> Work to be completed: Make an exact copy of the records, with the images left out.

Dataset items
──────────

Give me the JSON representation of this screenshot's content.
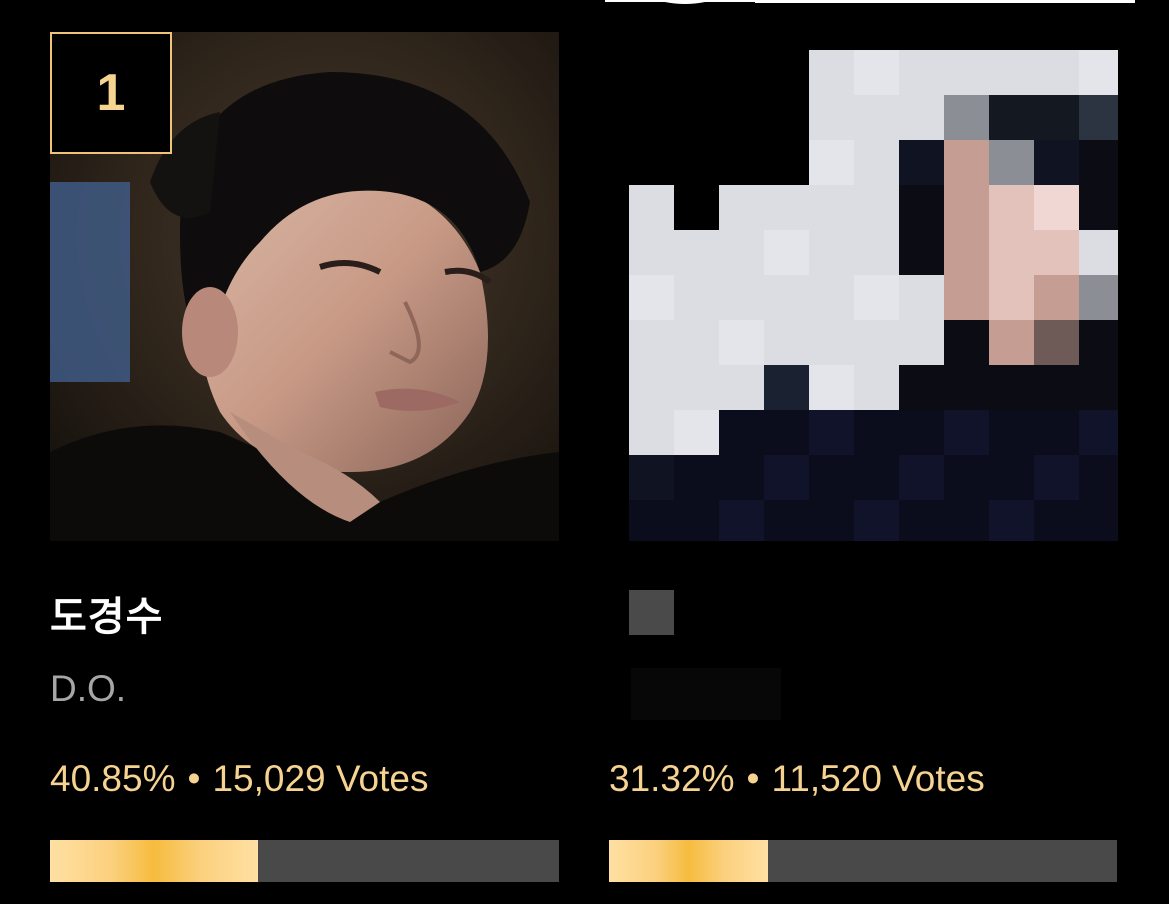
{
  "candidates": [
    {
      "rank": "1",
      "name": "도경수",
      "subname": "D.O.",
      "percent": "40.85%",
      "separator": "•",
      "votes": "15,029 Votes",
      "progress": 0.4085,
      "photo_icon": "portrait-photo"
    },
    {
      "percent": "31.32%",
      "separator": "•",
      "votes": "11,520 Votes",
      "progress": 0.3132,
      "photo_icon": "pixelated-portrait"
    }
  ],
  "colors": {
    "accent": "#f6d391",
    "bar_track": "#494949",
    "bar_fill_mid": "#f6bc3e",
    "subtext": "#a6a6a6"
  }
}
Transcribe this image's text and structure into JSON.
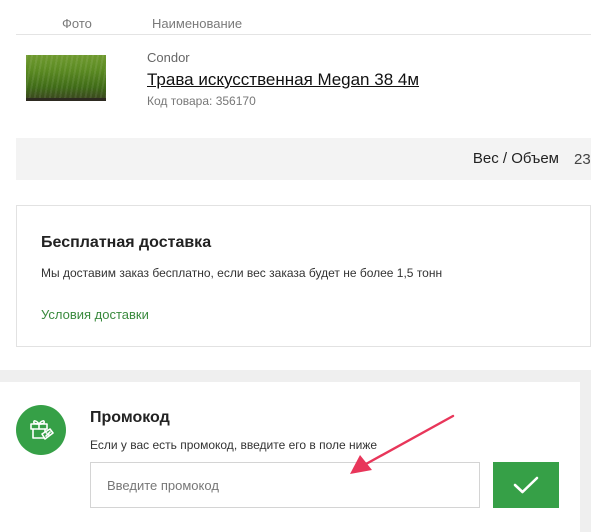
{
  "table_header": {
    "photo": "Фото",
    "name": "Наименование"
  },
  "product": {
    "brand": "Condor",
    "name": "Трава искусственная Megan 38 4м",
    "code": "Код товара: 356170"
  },
  "summary": {
    "weight_label": "Вес / Объем",
    "weight_value": "23"
  },
  "delivery": {
    "title": "Бесплатная доставка",
    "text": "Мы доставим заказ бесплатно, если вес заказа будет не более 1,5 тонн",
    "link": "Условия доставки"
  },
  "promo": {
    "title": "Промокод",
    "text": "Если у вас есть промокод, введите его в поле ниже",
    "placeholder": "Введите промокод",
    "value": ""
  },
  "colors": {
    "accent": "#36a047",
    "link": "#3a8a3e",
    "annotation": "#e8365a"
  },
  "icons": {
    "promo": "gift-percent-icon",
    "apply": "check-icon",
    "annotation": "arrow-annotation"
  }
}
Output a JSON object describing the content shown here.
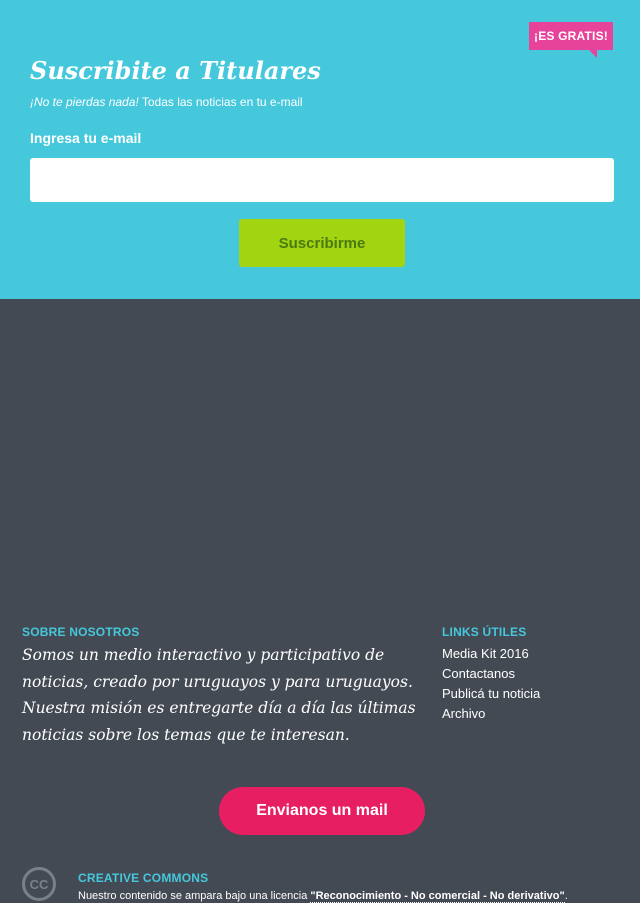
{
  "subscribe": {
    "badge": "¡ES GRATIS!",
    "title": "Suscribite a Titulares",
    "tagline_em": "¡No te pierdas nada!",
    "tagline_rest": " Todas las noticias en tu e-mail",
    "email_label": "Ingresa tu e-mail",
    "email_value": "",
    "email_placeholder": "",
    "button_label": "Suscribirme"
  },
  "about": {
    "heading": "SOBRE NOSOTROS",
    "text": "Somos un medio interactivo y participativo de noticias, creado por uruguayos y para uruguayos. Nuestra misión es entregarte día a día las últimas noticias sobre los temas que te interesan."
  },
  "links": {
    "heading": "LINKS ÚTILES",
    "items": [
      "Media Kit 2016",
      "Contactanos",
      "Publicá tu noticia",
      "Archivo"
    ]
  },
  "contact": {
    "button_label": "Envianos un mail"
  },
  "creative_commons": {
    "icon_label": "CC",
    "icon": "creative-commons-icon",
    "heading": "CREATIVE COMMONS",
    "text": "Nuestro contenido se ampara bajo una licencia ",
    "license_link": "\"Reconocimiento - No comercial - No derivativo\"",
    "text_end": "."
  },
  "colors": {
    "subscribe_bg": "#45c8dc",
    "footer_bg": "#444a54",
    "badge": "#e8439a",
    "subscribe_button": "#a3d411",
    "mail_button": "#e81e63",
    "heading_accent": "#45c8dc"
  }
}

──────────

> Completed task:
Give me the JSON representation of this screenshot's content.
{
  "candidates": [
    {
      "rank": "1",
      "name": "도경수",
      "subname": "D.O.",
      "percent": "40.85%",
      "separator": "•",
      "votes": "15,029 Votes",
      "progress": 0.4085,
      "photo_icon": "portrait-photo"
    },
    {
      "percent": "31.32%",
      "separator": "•",
      "votes": "11,520 Votes",
      "progress": 0.3132,
      "photo_icon": "pixelated-portrait"
    }
  ],
  "colors": {
    "accent": "#f6d391",
    "bar_track": "#494949",
    "bar_fill_mid": "#f6bc3e",
    "subtext": "#a6a6a6"
  }
}
Transcribe this image's text and structure into JSON.
{
  "table_header": {
    "photo": "Фото",
    "name": "Наименование"
  },
  "product": {
    "brand": "Condor",
    "name": "Трава искусственная Megan 38 4м",
    "code": "Код товара: 356170"
  },
  "summary": {
    "weight_label": "Вес / Объем",
    "weight_value": "23"
  },
  "delivery": {
    "title": "Бесплатная доставка",
    "text": "Мы доставим заказ бесплатно, если вес заказа будет не более 1,5 тонн",
    "link": "Условия доставки"
  },
  "promo": {
    "title": "Промокод",
    "text": "Если у вас есть промокод, введите его в поле ниже",
    "placeholder": "Введите промокод",
    "value": ""
  },
  "colors": {
    "accent": "#36a047",
    "link": "#3a8a3e",
    "annotation": "#e8365a"
  },
  "icons": {
    "promo": "gift-percent-icon",
    "apply": "check-icon",
    "annotation": "arrow-annotation"
  }
}
Output a JSON object describing the content shown here.
{
  "subscribe": {
    "badge": "¡ES GRATIS!",
    "title": "Suscribite a Titulares",
    "tagline_em": "¡No te pierdas nada!",
    "tagline_rest": " Todas las noticias en tu e-mail",
    "email_label": "Ingresa tu e-mail",
    "email_value": "",
    "email_placeholder": "",
    "button_label": "Suscribirme"
  },
  "about": {
    "heading": "SOBRE NOSOTROS",
    "text": "Somos un medio interactivo y participativo de noticias, creado por uruguayos y para uruguayos. Nuestra misión es entregarte día a día las últimas noticias sobre los temas que te interesan."
  },
  "links": {
    "heading": "LINKS ÚTILES",
    "items": [
      "Media Kit 2016",
      "Contactanos",
      "Publicá tu noticia",
      "Archivo"
    ]
  },
  "contact": {
    "button_label": "Envianos un mail"
  },
  "creative_commons": {
    "icon_label": "CC",
    "icon": "creative-commons-icon",
    "heading": "CREATIVE COMMONS",
    "text": "Nuestro contenido se ampara bajo una licencia ",
    "license_link": "\"Reconocimiento - No comercial - No derivativo\"",
    "text_end": "."
  },
  "colors": {
    "subscribe_bg": "#45c8dc",
    "footer_bg": "#444a54",
    "badge": "#e8439a",
    "subscribe_button": "#a3d411",
    "mail_button": "#e81e63",
    "heading_accent": "#45c8dc"
  }
}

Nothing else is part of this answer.